■ **WHAT NEEDS TO BE DONE**
Locate the word "stroke" in the data below, then copy every line that holds it.

■ **TASK DATA**
"""

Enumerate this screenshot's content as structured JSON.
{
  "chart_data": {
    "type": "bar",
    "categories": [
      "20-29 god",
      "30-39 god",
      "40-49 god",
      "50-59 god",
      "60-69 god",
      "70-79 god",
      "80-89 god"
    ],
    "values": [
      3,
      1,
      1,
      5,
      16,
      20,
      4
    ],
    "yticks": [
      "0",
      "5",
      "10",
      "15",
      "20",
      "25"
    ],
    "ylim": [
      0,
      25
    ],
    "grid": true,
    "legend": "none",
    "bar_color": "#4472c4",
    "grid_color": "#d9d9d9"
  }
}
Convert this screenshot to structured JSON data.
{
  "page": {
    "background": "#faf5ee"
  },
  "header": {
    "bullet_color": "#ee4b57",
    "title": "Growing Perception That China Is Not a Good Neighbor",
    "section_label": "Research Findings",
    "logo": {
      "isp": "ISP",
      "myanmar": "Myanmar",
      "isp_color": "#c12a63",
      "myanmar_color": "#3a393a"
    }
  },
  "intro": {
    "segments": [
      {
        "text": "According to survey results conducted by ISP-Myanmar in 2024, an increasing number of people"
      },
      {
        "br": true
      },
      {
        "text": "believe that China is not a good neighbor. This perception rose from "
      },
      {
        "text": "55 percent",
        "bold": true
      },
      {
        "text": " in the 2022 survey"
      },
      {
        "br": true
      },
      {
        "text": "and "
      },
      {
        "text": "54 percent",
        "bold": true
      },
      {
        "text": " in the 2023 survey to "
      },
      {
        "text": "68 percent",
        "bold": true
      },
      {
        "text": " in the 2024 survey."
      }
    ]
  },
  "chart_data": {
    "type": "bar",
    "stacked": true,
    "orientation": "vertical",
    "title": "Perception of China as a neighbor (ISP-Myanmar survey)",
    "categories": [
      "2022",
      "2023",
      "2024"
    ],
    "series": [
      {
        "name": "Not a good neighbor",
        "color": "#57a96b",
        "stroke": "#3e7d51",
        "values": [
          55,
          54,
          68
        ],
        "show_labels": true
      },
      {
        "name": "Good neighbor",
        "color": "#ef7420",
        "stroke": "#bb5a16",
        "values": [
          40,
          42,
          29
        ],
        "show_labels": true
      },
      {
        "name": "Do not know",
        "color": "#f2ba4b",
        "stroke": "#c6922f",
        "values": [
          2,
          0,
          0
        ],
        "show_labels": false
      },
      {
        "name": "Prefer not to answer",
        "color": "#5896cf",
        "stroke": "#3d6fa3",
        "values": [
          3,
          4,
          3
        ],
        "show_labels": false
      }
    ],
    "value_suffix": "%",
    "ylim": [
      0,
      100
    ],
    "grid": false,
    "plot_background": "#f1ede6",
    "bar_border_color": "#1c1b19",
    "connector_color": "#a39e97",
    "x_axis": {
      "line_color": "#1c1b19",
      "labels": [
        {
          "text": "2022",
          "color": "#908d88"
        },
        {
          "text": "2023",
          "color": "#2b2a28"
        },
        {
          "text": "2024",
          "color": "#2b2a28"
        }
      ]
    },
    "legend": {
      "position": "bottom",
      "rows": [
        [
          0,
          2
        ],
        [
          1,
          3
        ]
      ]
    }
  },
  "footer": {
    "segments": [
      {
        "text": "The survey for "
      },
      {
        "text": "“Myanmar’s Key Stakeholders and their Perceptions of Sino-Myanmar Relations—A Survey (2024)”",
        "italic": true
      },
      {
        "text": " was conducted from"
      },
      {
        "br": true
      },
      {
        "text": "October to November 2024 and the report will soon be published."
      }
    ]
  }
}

"""

■ **REPLY**
        "stroke": "#3e7d51",
        "stroke": "#bb5a16",
        "stroke": "#c6922f",
        "stroke": "#3d6fa3",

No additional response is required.